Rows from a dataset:
>>>

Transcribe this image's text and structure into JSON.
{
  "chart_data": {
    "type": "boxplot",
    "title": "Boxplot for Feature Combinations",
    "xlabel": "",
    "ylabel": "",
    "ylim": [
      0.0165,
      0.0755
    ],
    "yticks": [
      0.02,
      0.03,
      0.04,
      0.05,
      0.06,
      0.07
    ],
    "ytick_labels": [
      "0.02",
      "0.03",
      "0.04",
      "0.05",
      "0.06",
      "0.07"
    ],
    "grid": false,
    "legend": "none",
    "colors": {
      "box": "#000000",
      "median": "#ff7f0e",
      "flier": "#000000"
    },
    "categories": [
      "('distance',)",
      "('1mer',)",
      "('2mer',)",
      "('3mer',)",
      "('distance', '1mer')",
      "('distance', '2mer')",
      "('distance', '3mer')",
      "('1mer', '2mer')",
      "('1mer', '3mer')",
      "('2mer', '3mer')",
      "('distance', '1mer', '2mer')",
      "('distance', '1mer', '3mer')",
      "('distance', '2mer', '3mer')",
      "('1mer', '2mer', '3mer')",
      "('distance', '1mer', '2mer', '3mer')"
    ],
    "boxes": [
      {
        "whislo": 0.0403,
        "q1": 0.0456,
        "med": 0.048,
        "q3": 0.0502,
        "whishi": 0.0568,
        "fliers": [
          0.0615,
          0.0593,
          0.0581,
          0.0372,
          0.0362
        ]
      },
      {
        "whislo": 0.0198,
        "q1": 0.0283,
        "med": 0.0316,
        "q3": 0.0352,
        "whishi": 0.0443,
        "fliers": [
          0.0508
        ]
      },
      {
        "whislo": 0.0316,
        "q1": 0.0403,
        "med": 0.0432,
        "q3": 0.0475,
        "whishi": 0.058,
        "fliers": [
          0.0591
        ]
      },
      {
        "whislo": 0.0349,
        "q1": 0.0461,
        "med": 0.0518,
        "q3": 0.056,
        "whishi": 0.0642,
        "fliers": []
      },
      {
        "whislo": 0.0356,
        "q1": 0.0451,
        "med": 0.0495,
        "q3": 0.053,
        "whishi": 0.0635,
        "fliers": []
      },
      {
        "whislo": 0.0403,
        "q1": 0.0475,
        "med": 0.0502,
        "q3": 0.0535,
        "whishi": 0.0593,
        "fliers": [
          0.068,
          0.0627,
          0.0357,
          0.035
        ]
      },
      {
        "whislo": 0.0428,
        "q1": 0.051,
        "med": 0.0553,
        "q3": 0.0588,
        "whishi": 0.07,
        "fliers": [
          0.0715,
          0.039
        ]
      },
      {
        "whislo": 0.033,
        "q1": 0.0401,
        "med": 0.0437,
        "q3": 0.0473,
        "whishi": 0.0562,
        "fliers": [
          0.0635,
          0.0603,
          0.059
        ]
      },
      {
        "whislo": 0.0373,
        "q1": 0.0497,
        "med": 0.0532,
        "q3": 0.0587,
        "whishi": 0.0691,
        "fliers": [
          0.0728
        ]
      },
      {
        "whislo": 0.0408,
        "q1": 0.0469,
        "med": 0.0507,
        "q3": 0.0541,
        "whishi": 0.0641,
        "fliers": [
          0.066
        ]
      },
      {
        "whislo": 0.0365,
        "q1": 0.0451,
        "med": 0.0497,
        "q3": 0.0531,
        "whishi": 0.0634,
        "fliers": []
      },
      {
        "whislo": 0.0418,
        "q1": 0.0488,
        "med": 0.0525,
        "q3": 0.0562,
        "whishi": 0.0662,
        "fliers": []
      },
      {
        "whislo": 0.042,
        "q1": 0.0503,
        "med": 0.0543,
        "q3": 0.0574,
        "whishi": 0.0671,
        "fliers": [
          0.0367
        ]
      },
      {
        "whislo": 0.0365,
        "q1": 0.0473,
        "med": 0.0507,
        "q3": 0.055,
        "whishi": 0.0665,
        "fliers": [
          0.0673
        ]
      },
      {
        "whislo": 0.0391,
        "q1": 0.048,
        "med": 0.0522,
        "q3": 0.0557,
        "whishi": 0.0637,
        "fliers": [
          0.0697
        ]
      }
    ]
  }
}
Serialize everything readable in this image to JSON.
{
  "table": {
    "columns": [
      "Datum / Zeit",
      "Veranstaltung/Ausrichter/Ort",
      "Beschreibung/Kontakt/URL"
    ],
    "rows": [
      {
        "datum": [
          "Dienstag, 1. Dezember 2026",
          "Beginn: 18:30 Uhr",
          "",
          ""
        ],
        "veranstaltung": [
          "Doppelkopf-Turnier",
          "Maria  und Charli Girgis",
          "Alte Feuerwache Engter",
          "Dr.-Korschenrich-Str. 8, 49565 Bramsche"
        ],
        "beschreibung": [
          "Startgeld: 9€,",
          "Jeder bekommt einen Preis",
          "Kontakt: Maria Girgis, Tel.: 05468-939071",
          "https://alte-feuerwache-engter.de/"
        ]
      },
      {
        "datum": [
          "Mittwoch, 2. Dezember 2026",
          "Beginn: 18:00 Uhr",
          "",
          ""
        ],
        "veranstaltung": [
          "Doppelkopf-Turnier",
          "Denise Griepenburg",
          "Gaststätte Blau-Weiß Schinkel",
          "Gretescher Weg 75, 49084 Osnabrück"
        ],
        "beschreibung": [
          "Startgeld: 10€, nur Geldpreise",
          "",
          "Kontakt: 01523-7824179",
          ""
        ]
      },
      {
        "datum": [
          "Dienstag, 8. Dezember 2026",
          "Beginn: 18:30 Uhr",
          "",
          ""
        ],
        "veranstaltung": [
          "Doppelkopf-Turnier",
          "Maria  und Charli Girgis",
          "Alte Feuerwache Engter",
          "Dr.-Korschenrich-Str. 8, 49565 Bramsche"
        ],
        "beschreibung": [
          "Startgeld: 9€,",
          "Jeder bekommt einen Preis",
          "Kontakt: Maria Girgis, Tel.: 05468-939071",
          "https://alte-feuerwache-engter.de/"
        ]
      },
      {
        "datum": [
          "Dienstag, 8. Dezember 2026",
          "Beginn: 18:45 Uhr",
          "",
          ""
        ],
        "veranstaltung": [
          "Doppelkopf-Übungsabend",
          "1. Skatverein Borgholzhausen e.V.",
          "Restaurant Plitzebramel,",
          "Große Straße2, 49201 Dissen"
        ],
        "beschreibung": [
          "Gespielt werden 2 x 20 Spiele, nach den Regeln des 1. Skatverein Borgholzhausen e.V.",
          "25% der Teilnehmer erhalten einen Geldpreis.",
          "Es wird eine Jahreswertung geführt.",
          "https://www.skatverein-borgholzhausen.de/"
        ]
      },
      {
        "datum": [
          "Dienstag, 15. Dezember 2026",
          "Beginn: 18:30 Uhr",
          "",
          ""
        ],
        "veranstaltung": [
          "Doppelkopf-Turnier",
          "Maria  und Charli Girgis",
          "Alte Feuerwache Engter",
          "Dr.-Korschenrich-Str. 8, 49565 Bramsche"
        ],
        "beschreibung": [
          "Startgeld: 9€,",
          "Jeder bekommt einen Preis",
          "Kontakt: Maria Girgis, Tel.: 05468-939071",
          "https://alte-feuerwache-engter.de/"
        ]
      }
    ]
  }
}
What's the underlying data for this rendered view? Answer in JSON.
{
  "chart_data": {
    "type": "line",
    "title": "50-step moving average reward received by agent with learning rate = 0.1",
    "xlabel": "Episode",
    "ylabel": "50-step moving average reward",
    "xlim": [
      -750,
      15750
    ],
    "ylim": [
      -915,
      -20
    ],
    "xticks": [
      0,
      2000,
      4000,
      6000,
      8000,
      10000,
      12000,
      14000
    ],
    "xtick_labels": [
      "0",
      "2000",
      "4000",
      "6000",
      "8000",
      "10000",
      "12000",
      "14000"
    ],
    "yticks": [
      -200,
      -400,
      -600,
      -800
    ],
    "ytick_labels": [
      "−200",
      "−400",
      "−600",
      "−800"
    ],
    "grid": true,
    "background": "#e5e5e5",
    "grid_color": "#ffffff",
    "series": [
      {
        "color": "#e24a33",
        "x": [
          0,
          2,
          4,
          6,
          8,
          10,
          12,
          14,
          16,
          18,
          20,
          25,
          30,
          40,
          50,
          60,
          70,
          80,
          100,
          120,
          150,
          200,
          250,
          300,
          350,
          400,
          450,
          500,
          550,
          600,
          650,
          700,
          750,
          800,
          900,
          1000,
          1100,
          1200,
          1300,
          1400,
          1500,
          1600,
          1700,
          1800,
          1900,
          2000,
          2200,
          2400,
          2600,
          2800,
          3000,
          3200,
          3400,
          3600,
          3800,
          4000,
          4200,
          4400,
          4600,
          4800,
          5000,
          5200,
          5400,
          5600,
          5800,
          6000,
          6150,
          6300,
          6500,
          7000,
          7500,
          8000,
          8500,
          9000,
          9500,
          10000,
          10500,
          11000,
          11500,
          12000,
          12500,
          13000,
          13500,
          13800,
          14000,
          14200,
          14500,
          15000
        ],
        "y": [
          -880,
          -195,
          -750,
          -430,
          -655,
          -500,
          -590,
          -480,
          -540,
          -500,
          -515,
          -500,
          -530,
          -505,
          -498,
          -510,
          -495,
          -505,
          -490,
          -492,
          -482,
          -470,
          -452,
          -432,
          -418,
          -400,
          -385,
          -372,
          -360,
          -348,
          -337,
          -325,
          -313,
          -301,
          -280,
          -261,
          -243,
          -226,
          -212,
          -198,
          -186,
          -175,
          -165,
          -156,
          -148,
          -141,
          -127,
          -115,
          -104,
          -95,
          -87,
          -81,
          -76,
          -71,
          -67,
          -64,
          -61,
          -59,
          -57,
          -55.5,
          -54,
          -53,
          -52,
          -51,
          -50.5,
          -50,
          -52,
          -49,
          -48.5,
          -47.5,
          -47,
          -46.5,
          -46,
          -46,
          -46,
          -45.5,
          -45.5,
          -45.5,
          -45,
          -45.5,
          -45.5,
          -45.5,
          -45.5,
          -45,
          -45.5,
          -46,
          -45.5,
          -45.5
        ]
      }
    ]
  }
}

<<<

**What the task asks**
Say how many lines of the material contain the word "JSON", with no other text.

**Complete answer**
3